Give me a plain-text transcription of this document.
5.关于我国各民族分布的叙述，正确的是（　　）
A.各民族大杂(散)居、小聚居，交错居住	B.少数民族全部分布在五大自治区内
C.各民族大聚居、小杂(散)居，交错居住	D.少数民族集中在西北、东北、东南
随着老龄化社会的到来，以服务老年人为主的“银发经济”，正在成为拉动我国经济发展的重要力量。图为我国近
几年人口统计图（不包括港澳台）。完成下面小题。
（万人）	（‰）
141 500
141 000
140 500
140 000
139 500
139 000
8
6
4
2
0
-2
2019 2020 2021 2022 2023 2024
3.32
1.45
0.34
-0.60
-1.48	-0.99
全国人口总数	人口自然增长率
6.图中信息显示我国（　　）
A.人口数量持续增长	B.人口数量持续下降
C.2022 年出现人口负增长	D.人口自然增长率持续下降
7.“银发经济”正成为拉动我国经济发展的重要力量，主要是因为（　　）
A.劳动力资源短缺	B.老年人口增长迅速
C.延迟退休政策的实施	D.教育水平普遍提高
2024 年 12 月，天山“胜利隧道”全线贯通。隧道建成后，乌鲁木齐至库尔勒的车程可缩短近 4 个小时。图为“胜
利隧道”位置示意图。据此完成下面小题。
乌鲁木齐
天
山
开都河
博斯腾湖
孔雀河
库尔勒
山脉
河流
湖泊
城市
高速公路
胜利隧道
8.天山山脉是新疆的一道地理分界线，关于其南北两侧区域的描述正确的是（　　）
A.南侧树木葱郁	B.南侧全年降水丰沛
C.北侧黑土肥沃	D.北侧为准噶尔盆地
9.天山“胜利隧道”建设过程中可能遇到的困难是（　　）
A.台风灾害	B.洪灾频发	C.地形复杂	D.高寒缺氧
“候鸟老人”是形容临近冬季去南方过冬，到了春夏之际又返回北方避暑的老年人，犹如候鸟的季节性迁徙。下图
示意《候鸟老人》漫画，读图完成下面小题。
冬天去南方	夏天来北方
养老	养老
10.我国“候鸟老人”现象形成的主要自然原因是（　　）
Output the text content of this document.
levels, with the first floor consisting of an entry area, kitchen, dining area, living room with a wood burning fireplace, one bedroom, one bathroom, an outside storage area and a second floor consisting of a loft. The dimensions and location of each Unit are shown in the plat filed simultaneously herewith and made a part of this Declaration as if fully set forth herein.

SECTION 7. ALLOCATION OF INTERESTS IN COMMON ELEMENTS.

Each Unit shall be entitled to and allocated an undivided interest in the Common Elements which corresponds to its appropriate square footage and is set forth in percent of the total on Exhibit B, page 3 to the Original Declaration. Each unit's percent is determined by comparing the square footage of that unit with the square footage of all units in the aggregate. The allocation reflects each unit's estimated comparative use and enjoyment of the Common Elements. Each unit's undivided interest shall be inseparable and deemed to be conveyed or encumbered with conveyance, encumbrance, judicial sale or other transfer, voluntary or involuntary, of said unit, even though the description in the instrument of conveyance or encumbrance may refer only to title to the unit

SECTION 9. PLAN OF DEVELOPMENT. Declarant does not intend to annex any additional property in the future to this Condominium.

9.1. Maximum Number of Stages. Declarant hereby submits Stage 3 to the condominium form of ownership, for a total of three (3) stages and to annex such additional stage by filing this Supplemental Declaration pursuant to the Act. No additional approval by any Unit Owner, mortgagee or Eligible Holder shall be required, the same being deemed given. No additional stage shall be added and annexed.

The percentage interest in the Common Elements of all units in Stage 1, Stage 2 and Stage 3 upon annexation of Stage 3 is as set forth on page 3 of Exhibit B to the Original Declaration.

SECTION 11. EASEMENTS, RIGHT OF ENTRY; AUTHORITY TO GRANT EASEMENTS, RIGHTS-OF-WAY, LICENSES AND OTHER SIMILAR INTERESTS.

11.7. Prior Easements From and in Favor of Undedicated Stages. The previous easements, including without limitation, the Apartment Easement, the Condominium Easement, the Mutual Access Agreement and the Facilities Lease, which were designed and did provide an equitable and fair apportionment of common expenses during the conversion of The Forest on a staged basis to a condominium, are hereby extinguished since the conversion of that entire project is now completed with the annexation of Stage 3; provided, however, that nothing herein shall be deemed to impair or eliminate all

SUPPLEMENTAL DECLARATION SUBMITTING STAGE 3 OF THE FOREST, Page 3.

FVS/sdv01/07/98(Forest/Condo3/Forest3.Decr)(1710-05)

■ ■ ■ ■ ■

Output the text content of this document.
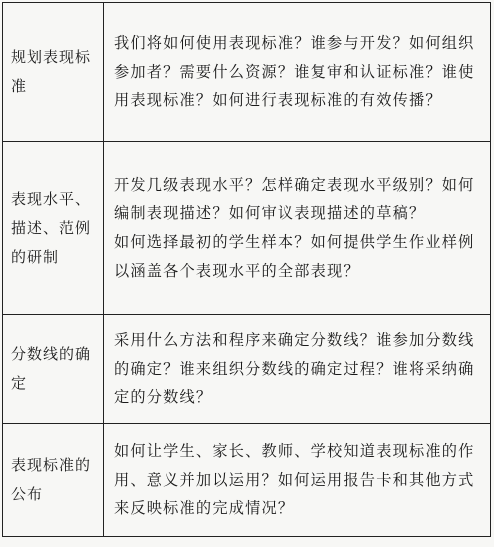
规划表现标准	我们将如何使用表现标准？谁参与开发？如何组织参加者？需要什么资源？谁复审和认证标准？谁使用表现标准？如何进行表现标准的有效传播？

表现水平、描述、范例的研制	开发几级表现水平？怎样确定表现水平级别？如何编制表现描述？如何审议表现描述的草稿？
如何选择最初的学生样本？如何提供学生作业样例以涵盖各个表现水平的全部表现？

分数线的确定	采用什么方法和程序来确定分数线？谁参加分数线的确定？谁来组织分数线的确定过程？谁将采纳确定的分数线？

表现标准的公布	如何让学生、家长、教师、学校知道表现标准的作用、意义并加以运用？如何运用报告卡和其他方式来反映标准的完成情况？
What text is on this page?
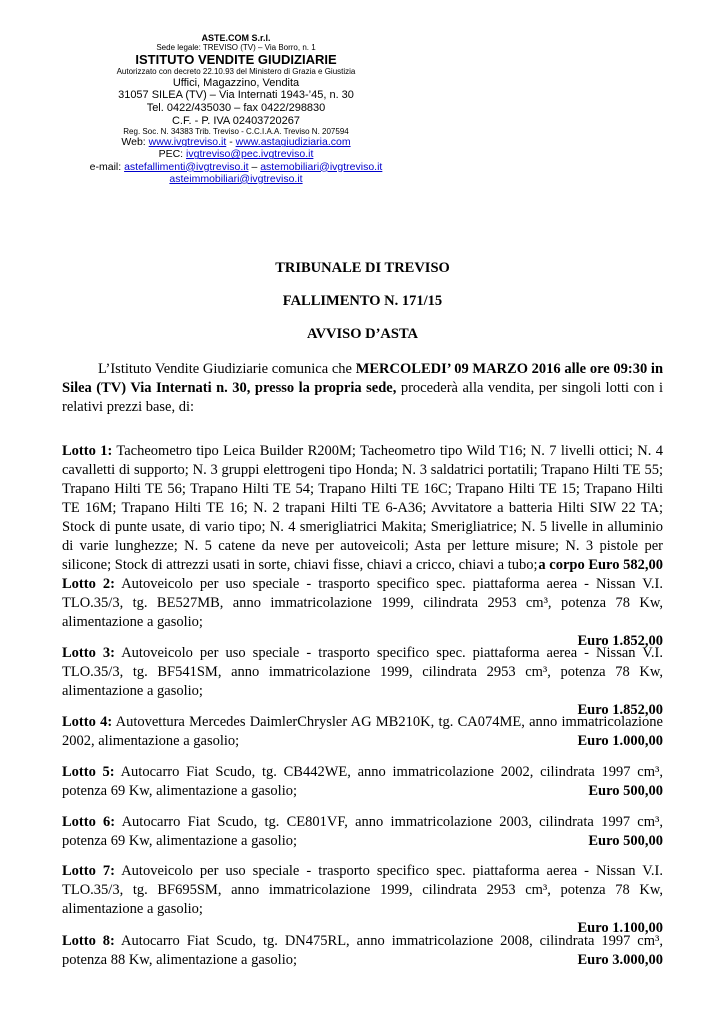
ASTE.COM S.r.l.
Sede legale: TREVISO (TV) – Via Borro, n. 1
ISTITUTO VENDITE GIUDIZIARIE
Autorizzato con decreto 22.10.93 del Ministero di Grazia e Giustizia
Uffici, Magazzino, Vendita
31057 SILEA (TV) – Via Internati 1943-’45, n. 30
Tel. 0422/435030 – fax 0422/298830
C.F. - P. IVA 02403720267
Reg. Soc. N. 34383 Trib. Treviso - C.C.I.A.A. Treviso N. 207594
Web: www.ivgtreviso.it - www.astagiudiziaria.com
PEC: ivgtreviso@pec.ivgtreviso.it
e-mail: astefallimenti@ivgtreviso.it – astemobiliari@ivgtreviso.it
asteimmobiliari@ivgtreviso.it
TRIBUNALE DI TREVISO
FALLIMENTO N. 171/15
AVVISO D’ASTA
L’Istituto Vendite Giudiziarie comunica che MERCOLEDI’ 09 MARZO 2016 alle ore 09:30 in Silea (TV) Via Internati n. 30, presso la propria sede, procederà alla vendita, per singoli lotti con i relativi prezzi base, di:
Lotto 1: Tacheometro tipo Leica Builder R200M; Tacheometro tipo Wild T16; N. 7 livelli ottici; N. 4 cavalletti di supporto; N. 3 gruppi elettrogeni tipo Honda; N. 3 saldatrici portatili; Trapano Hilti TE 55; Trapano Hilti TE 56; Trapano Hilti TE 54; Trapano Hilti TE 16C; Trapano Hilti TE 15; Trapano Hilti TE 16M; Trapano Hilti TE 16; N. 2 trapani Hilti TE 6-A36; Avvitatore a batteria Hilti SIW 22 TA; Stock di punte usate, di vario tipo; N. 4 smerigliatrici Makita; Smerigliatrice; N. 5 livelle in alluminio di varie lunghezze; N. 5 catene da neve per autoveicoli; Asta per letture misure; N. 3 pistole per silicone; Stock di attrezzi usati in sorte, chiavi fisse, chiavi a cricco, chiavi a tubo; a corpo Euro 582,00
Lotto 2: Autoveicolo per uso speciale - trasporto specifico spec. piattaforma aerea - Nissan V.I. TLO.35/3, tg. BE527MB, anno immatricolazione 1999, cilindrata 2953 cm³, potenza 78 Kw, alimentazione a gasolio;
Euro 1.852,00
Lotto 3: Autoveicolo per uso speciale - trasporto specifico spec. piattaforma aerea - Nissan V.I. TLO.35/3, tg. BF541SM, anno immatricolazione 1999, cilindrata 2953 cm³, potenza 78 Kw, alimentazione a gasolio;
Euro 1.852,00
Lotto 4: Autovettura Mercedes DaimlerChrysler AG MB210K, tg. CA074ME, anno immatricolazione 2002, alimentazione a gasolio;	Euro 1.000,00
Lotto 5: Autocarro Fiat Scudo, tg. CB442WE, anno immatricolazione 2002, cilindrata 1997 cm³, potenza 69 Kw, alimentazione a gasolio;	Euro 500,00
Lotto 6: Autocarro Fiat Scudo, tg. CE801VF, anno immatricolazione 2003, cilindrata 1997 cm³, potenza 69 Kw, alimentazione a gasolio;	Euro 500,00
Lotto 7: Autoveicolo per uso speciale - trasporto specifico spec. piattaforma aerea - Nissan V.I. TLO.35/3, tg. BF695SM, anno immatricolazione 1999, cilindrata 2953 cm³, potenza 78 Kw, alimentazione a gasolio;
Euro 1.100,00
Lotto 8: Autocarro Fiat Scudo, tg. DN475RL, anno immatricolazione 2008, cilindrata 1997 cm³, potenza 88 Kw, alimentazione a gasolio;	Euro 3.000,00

■ ■ ■ ■ ■

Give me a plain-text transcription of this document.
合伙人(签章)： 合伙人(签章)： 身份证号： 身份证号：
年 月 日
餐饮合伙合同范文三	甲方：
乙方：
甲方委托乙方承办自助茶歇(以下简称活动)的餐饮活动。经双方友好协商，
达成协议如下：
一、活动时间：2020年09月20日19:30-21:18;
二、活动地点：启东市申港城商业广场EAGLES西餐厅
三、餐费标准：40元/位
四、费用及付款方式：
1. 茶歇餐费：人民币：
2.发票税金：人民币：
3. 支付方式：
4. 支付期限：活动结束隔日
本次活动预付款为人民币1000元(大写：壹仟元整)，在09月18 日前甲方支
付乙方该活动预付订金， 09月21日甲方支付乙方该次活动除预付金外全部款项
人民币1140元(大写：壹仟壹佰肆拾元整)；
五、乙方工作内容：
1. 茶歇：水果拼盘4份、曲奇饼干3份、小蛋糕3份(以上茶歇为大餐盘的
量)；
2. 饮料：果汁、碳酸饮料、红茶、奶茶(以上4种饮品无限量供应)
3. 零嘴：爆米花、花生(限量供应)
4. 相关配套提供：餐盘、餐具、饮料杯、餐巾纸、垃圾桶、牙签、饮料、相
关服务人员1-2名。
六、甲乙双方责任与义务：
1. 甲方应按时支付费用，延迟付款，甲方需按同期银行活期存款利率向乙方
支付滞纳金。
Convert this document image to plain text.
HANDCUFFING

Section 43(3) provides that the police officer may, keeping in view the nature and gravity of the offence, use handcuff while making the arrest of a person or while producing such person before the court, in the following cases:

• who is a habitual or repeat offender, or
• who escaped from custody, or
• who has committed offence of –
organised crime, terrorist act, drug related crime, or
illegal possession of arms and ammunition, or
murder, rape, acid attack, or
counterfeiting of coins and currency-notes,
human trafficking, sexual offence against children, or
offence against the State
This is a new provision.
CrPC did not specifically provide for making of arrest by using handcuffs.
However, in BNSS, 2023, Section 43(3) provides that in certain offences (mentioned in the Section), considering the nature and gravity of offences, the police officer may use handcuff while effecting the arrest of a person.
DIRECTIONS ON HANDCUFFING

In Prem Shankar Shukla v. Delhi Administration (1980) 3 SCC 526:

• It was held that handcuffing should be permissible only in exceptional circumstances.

■ ■ ■ ■ ■

**Your objective**
Count every line of the material above that holds the string "such", then state only the total.

**Problem solution**
2